Source data ::
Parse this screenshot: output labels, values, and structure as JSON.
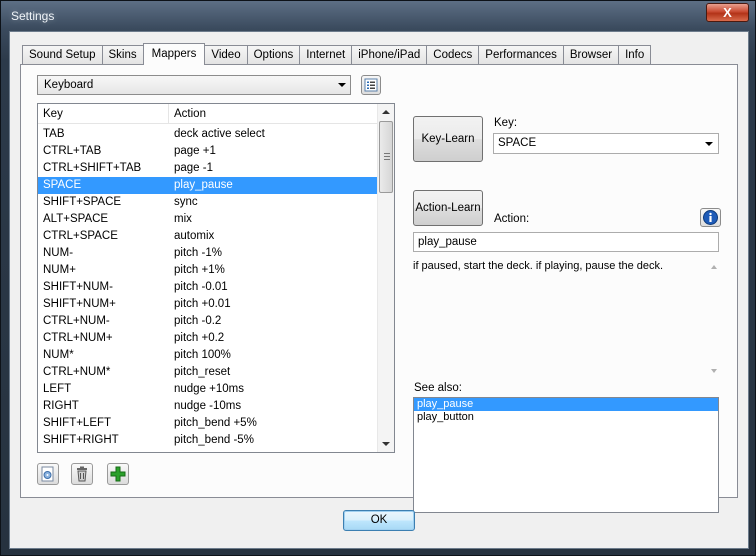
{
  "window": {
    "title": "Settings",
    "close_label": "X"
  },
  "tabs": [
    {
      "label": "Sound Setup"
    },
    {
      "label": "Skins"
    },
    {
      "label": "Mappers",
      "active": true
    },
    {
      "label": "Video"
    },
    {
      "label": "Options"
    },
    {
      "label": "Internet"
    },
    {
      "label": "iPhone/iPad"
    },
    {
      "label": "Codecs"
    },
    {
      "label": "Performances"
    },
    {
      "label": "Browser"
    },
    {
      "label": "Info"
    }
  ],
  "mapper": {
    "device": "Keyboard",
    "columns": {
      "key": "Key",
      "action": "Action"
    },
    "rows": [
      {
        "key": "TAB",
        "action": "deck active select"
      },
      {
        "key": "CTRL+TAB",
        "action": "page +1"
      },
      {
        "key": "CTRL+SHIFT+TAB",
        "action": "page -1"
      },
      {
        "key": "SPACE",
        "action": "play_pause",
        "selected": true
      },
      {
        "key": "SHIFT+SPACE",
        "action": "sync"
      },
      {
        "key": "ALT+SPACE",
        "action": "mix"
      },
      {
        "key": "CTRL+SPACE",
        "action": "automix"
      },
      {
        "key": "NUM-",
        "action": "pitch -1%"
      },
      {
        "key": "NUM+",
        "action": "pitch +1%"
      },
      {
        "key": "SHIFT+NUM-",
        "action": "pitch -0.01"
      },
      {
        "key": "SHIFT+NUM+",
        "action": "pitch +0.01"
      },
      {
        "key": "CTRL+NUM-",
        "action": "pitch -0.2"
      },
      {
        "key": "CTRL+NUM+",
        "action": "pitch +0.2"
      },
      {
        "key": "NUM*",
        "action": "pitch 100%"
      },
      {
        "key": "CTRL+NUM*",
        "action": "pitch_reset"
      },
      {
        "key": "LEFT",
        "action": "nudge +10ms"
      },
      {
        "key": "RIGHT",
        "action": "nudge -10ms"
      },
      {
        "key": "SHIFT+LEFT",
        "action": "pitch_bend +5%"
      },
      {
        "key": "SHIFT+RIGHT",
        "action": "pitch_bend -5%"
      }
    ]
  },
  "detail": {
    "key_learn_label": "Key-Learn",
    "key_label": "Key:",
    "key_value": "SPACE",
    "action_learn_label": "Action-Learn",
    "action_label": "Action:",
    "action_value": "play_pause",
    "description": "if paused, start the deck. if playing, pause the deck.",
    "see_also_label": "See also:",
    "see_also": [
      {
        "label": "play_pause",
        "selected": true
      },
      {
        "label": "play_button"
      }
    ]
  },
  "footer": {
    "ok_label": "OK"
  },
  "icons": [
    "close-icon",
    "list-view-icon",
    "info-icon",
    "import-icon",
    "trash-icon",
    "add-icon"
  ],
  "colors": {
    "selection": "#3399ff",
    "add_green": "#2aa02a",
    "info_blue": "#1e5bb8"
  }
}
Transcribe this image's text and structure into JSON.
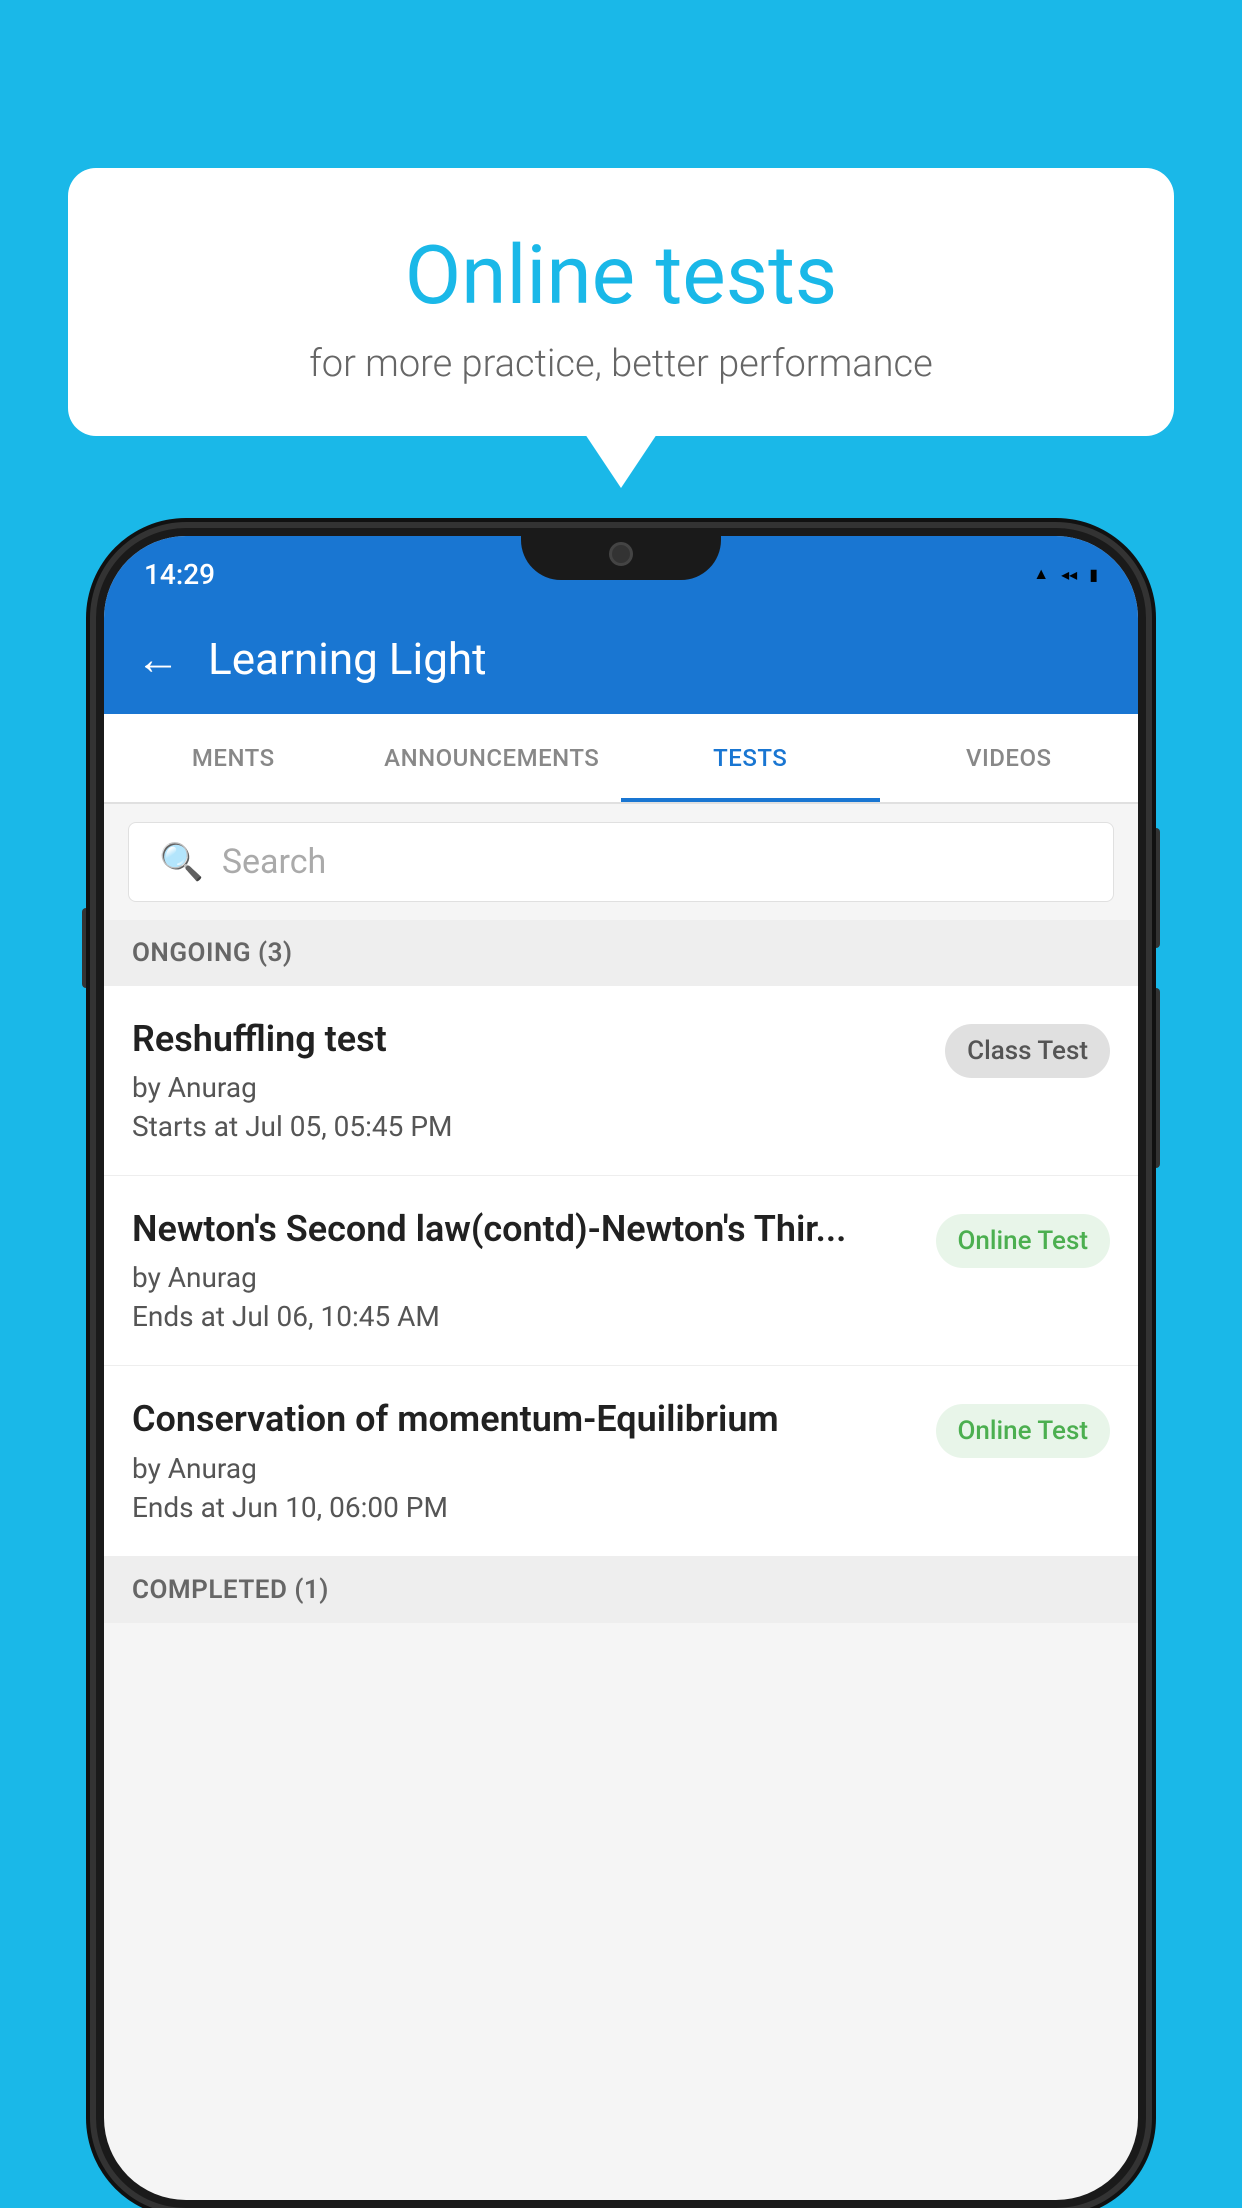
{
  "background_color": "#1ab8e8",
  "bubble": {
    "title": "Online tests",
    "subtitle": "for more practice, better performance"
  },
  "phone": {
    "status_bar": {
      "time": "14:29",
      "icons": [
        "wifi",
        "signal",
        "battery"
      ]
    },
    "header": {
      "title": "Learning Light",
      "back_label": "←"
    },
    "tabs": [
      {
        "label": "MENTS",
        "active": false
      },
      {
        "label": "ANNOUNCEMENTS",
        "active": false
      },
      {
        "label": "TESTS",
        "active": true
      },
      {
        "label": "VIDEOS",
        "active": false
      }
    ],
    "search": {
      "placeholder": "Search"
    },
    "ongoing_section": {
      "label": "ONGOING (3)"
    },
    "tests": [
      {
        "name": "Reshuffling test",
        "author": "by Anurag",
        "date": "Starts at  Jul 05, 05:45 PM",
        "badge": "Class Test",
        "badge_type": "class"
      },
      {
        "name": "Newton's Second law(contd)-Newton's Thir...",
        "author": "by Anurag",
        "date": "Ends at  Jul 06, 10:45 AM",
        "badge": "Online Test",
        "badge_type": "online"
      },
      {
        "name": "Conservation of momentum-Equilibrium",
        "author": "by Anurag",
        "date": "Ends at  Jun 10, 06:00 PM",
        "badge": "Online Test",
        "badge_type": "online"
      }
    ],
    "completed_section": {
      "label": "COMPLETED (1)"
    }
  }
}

To do ::
Using the records above, retype everything exactly except the pictures.

Solution below ::
Parse this screenshot: output labels, values, and structure as JSON.
{
  "window": {
    "title": "Settings",
    "close_label": "X"
  },
  "tabs": [
    {
      "label": "Sound Setup"
    },
    {
      "label": "Skins"
    },
    {
      "label": "Mappers",
      "active": true
    },
    {
      "label": "Video"
    },
    {
      "label": "Options"
    },
    {
      "label": "Internet"
    },
    {
      "label": "iPhone/iPad"
    },
    {
      "label": "Codecs"
    },
    {
      "label": "Performances"
    },
    {
      "label": "Browser"
    },
    {
      "label": "Info"
    }
  ],
  "mapper": {
    "device": "Keyboard",
    "columns": {
      "key": "Key",
      "action": "Action"
    },
    "rows": [
      {
        "key": "TAB",
        "action": "deck active select"
      },
      {
        "key": "CTRL+TAB",
        "action": "page +1"
      },
      {
        "key": "CTRL+SHIFT+TAB",
        "action": "page -1"
      },
      {
        "key": "SPACE",
        "action": "play_pause",
        "selected": true
      },
      {
        "key": "SHIFT+SPACE",
        "action": "sync"
      },
      {
        "key": "ALT+SPACE",
        "action": "mix"
      },
      {
        "key": "CTRL+SPACE",
        "action": "automix"
      },
      {
        "key": "NUM-",
        "action": "pitch -1%"
      },
      {
        "key": "NUM+",
        "action": "pitch +1%"
      },
      {
        "key": "SHIFT+NUM-",
        "action": "pitch -0.01"
      },
      {
        "key": "SHIFT+NUM+",
        "action": "pitch +0.01"
      },
      {
        "key": "CTRL+NUM-",
        "action": "pitch -0.2"
      },
      {
        "key": "CTRL+NUM+",
        "action": "pitch +0.2"
      },
      {
        "key": "NUM*",
        "action": "pitch 100%"
      },
      {
        "key": "CTRL+NUM*",
        "action": "pitch_reset"
      },
      {
        "key": "LEFT",
        "action": "nudge +10ms"
      },
      {
        "key": "RIGHT",
        "action": "nudge -10ms"
      },
      {
        "key": "SHIFT+LEFT",
        "action": "pitch_bend +5%"
      },
      {
        "key": "SHIFT+RIGHT",
        "action": "pitch_bend -5%"
      }
    ]
  },
  "detail": {
    "key_learn_label": "Key-Learn",
    "key_label": "Key:",
    "key_value": "SPACE",
    "action_learn_label": "Action-Learn",
    "action_label": "Action:",
    "action_value": "play_pause",
    "description": "if paused, start the deck. if playing, pause the deck.",
    "see_also_label": "See also:",
    "see_also": [
      {
        "label": "play_pause",
        "selected": true
      },
      {
        "label": "play_button"
      }
    ]
  },
  "footer": {
    "ok_label": "OK"
  },
  "icons": [
    "close-icon",
    "list-view-icon",
    "info-icon",
    "import-icon",
    "trash-icon",
    "add-icon"
  ],
  "colors": {
    "selection": "#3399ff",
    "add_green": "#2aa02a",
    "info_blue": "#1e5bb8"
  }
}
Transcribe this image's text and structure into JSON.
{
  "background_color": "#1ab8e8",
  "bubble": {
    "title": "Online tests",
    "subtitle": "for more practice, better performance"
  },
  "phone": {
    "status_bar": {
      "time": "14:29",
      "icons": [
        "wifi",
        "signal",
        "battery"
      ]
    },
    "header": {
      "title": "Learning Light",
      "back_label": "←"
    },
    "tabs": [
      {
        "label": "MENTS",
        "active": false
      },
      {
        "label": "ANNOUNCEMENTS",
        "active": false
      },
      {
        "label": "TESTS",
        "active": true
      },
      {
        "label": "VIDEOS",
        "active": false
      }
    ],
    "search": {
      "placeholder": "Search"
    },
    "ongoing_section": {
      "label": "ONGOING (3)"
    },
    "tests": [
      {
        "name": "Reshuffling test",
        "author": "by Anurag",
        "date": "Starts at  Jul 05, 05:45 PM",
        "badge": "Class Test",
        "badge_type": "class"
      },
      {
        "name": "Newton's Second law(contd)-Newton's Thir...",
        "author": "by Anurag",
        "date": "Ends at  Jul 06, 10:45 AM",
        "badge": "Online Test",
        "badge_type": "online"
      },
      {
        "name": "Conservation of momentum-Equilibrium",
        "author": "by Anurag",
        "date": "Ends at  Jun 10, 06:00 PM",
        "badge": "Online Test",
        "badge_type": "online"
      }
    ],
    "completed_section": {
      "label": "COMPLETED (1)"
    }
  }
}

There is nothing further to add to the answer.